__Task brief__.
Report only the number of lines in this material that include "outflow".

(Data records)
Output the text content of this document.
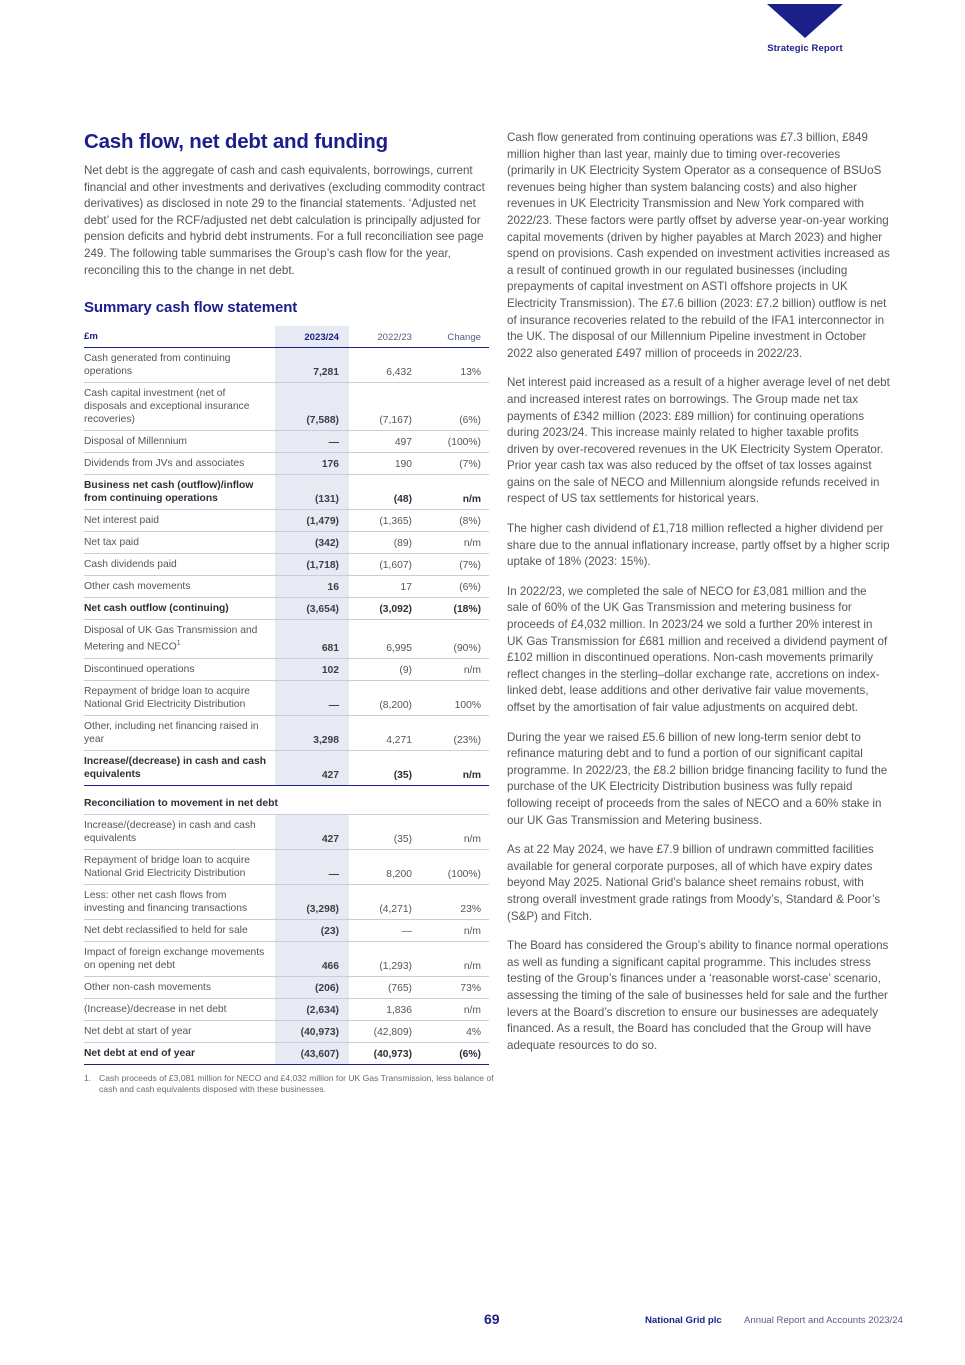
Strategic Report
Cash flow, net debt and funding

Net debt is the aggregate of cash and cash equivalents, borrowings, current financial and other investments and derivatives (excluding commodity contract derivatives) as disclosed in note 29 to the financial statements. ‘Adjusted net debt’ used for the RCF/adjusted net debt calculation is principally adjusted for pension deficits and hybrid debt instruments. For a full reconciliation see page 249. The following table summarises the Group’s cash flow for the year, reconciling this to the change in net debt.

Summary cash flow statement
£m	2023/24	2022/23	Change
Cash generated from continuing operations	7,281	6,432	13%
Cash capital investment (net of disposals and exceptional insurance recoveries)	(7,588)	(7,167)	(6%)
Disposal of Millennium	—	497	(100%)
Dividends from JVs and associates	176	190	(7%)
Business net cash (outflow)/inflow from continuing operations	(131)	(48)	n/m
Net interest paid	(1,479)	(1,365)	(8%)
Net tax paid	(342)	(89)	n/m
Cash dividends paid	(1,718)	(1,607)	(7%)
Other cash movements	16	17	(6%)
Net cash outflow (continuing)	(3,654)	(3,092)	(18%)
Disposal of UK Gas Transmission and Metering and NECO$^1$	681	6,995	(90%)
Discontinued operations	102	(9)	n/m
Repayment of bridge loan to acquire National Grid Electricity Distribution	—	(8,200)	100%
Other, including net financing raised in year	3,298	4,271	(23%)
Increase/(decrease) in cash and cash equivalents	427	(35)	n/m

Reconciliation to movement in net debt			
Increase/(decrease) in cash and cash equivalents	427	(35)	n/m
Repayment of bridge loan to acquire National Grid Electricity Distribution	—	8,200	(100%)
Less: other net cash flows from investing and financing transactions	(3,298)	(4,271)	23%
Net debt reclassified to held for sale	(23)	—	n/m
Impact of foreign exchange movements on opening net debt	466	(1,293)	n/m
Other non-cash movements	(206)	(765)	73%
(Increase)/decrease in net debt	(2,634)	1,836	n/m
Net debt at start of year	(40,973)	(42,809)	4%
Net debt at end of year	(43,607)	(40,973)	(6%)

1. Cash proceeds of £3,081 million for NECO and £4,032 million for UK Gas Transmission, less balance of cash and cash equivalents disposed with these businesses.

Cash flow generated from continuing operations was £7.3 billion, £849 million higher than last year, mainly due to timing over-recoveries (primarily in UK Electricity System Operator as a consequence of BSUoS revenues being higher than system balancing costs) and also higher revenues in UK Electricity Transmission and New York compared with 2022/23. These factors were partly offset by adverse year-on-year working capital movements (driven by higher payables at March 2023) and higher spend on provisions. Cash expended on investment activities increased as a result of continued growth in our regulated businesses (including prepayments of capital investment on ASTI offshore projects in UK Electricity Transmission). The £7.6 billion (2023: £7.2 billion) outflow is net of insurance recoveries related to the rebuild of the IFA1 interconnector in the UK. The disposal of our Millennium Pipeline investment in October 2022 also generated £497 million of proceeds in 2022/23.

Net interest paid increased as a result of a higher average level of net debt and increased interest rates on borrowings. The Group made net tax payments of £342 million (2023: £89 million) for continuing operations during 2023/24. This increase mainly related to higher taxable profits driven by over-recovered revenues in the UK Electricity System Operator. Prior year cash tax was also reduced by the offset of tax losses against gains on the sale of NECO and Millennium alongside refunds received in respect of US tax settlements for historical years.

The higher cash dividend of £1,718 million reflected a higher dividend per share due to the annual inflationary increase, partly offset by a higher scrip uptake of 18% (2023: 15%).

In 2022/23, we completed the sale of NECO for £3,081 million and the sale of 60% of the UK Gas Transmission and metering business for proceeds of £4,032 million. In 2023/24 we sold a further 20% interest in UK Gas Transmission for £681 million and received a dividend payment of £102 million in discontinued operations. Non-cash movements primarily reflect changes in the sterling–dollar exchange rate, accretions on index-linked debt, lease additions and other derivative fair value movements, offset by the amortisation of fair value adjustments on acquired debt.

During the year we raised £5.6 billion of new long-term senior debt to refinance maturing debt and to fund a portion of our significant capital programme. In 2022/23, the £8.2 billion bridge financing facility to fund the purchase of the UK Electricity Distribution business was fully repaid following receipt of proceeds from the sales of NECO and a 60% stake in our UK Gas Transmission and Metering business.

As at 22 May 2024, we have £7.9 billion of undrawn committed facilities available for general corporate purposes, all of which have expiry dates beyond May 2025. National Grid’s balance sheet remains robust, with strong overall investment grade ratings from Moody’s, Standard & Poor’s (S&P) and Fitch.

The Board has considered the Group’s ability to finance normal operations as well as funding a significant capital programme. This includes stress testing of the Group’s finances under a ‘reasonable worst-case’ scenario, assessing the timing of the sale of businesses held for sale and the further levers at the Board’s discretion to ensure our businesses are adequately financed. As a result, the Board has concluded that the Group will have adequate resources to do so.

69	National Grid plc Annual Report and Accounts 2023/24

__Completed exercise__.
3